[START OF Data extract]

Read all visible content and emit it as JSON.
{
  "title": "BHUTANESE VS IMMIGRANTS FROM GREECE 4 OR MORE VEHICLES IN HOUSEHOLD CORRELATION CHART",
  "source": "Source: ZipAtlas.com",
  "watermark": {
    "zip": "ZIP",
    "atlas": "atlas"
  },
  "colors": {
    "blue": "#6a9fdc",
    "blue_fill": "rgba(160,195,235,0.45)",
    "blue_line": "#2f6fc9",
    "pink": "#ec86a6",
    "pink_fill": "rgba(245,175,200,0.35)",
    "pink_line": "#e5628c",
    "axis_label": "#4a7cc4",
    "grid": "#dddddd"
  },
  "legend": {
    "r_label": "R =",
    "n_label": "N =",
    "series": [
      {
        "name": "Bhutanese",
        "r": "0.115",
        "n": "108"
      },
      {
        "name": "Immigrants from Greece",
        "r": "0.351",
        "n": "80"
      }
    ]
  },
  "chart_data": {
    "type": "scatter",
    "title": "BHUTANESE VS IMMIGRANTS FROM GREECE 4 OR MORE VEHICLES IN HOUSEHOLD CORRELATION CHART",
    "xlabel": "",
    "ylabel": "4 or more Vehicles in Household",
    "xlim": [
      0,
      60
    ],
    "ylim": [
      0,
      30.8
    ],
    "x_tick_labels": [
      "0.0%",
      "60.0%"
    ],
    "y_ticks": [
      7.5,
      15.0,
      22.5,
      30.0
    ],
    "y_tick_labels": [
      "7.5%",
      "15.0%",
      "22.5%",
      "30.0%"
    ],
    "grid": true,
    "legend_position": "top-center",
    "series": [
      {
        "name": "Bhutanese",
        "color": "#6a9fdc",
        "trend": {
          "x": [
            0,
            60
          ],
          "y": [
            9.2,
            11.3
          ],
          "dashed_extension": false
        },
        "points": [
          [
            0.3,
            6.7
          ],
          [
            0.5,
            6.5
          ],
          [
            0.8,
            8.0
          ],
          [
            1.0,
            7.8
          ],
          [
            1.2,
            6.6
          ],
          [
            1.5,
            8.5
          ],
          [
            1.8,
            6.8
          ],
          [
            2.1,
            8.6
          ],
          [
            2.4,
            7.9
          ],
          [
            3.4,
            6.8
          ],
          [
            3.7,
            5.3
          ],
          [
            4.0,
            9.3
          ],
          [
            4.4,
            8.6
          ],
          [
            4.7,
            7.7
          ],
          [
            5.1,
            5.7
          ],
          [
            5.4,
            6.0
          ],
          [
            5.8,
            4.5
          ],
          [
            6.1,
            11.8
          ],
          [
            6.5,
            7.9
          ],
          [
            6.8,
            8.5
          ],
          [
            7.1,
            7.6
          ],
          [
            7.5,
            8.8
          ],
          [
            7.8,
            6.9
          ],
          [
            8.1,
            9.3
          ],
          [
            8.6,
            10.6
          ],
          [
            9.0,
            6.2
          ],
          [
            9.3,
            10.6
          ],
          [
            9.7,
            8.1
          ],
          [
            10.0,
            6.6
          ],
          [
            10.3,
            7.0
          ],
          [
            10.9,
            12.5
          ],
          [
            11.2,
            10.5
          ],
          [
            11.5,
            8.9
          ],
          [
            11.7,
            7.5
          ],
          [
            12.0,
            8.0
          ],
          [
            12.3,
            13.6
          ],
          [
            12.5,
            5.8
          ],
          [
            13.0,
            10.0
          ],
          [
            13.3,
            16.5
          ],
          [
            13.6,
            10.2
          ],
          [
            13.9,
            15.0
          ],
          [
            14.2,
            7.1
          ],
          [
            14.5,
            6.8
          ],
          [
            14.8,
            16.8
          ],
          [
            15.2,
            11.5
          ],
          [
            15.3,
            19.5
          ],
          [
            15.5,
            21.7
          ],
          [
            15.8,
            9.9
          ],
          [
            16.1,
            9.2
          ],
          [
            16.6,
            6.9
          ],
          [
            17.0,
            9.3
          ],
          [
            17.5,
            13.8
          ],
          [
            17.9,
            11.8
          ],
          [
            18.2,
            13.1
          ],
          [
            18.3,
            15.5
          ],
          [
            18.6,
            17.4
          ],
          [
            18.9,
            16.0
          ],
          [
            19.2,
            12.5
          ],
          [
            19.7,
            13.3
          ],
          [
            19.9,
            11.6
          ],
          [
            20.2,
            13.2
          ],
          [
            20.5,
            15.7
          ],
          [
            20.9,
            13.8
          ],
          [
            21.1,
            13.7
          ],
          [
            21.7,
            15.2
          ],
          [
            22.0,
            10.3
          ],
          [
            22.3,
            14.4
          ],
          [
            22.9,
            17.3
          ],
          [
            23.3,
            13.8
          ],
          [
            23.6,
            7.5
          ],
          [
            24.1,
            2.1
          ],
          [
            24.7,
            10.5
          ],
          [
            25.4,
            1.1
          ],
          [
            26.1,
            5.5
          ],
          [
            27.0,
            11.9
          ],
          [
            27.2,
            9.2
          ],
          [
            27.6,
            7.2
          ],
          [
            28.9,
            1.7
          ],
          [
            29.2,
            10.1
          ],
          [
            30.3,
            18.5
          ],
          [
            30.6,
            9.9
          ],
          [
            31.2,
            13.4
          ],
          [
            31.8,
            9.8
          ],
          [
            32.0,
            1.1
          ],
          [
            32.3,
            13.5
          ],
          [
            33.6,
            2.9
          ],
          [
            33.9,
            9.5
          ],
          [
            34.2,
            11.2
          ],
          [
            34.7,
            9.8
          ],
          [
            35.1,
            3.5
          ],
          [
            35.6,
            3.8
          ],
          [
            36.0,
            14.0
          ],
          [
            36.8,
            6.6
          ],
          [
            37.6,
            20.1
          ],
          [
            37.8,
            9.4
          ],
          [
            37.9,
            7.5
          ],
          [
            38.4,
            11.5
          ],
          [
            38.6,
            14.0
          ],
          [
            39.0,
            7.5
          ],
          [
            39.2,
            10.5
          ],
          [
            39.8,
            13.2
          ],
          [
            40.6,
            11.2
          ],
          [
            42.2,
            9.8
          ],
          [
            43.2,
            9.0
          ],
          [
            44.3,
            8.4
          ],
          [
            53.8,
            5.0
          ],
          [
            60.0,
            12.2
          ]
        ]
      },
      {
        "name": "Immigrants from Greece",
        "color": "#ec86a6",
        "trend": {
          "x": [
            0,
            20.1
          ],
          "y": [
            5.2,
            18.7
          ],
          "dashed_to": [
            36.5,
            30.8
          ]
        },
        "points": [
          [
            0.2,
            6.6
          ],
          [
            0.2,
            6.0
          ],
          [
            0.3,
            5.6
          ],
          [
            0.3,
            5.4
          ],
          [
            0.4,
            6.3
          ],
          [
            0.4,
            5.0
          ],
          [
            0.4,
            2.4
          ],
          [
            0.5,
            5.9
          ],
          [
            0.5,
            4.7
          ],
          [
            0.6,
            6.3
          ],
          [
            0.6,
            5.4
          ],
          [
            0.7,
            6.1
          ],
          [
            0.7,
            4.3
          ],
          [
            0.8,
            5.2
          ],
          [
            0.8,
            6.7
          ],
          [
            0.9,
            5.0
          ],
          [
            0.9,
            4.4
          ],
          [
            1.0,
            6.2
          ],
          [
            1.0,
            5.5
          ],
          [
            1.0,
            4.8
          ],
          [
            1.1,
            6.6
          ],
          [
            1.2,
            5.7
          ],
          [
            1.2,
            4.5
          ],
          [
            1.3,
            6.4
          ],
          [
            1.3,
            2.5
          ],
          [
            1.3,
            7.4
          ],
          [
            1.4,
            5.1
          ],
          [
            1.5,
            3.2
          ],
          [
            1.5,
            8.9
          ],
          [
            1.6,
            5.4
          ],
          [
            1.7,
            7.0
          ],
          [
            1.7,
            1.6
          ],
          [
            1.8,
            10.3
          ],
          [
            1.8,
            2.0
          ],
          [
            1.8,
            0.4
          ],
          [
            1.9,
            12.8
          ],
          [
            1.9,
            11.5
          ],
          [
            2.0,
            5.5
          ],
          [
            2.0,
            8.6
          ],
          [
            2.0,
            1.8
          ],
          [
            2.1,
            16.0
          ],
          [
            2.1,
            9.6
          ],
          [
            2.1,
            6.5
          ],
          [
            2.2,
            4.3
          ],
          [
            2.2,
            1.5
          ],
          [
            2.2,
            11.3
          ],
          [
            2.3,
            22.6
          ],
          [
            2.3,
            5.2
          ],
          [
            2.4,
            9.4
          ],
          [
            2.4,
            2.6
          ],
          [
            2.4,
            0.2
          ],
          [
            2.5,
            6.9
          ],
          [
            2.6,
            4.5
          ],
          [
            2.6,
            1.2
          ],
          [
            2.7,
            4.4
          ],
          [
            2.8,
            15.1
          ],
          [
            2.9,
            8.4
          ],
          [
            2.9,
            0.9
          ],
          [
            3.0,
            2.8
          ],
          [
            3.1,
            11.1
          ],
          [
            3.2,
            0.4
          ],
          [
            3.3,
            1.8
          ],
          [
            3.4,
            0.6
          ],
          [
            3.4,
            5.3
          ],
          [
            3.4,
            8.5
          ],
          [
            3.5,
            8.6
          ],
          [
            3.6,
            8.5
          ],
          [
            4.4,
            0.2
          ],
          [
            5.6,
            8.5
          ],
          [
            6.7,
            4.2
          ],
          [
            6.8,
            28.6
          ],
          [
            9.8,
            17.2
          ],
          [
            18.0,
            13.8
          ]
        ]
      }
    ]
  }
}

[END OF Data extract]

* _Instructions to follow_
Identify every line where the string "CORRELATION" appears.

* _Output of the exercise_
  "title": "BHUTANESE VS IMMIGRANTS FROM GREECE 4 OR MORE VEHICLES IN HOUSEHOLD CORRELATION CHART",
    "title": "BHUTANESE VS IMMIGRANTS FROM GREECE 4 OR MORE VEHICLES IN HOUSEHOLD CORRELATION CHART",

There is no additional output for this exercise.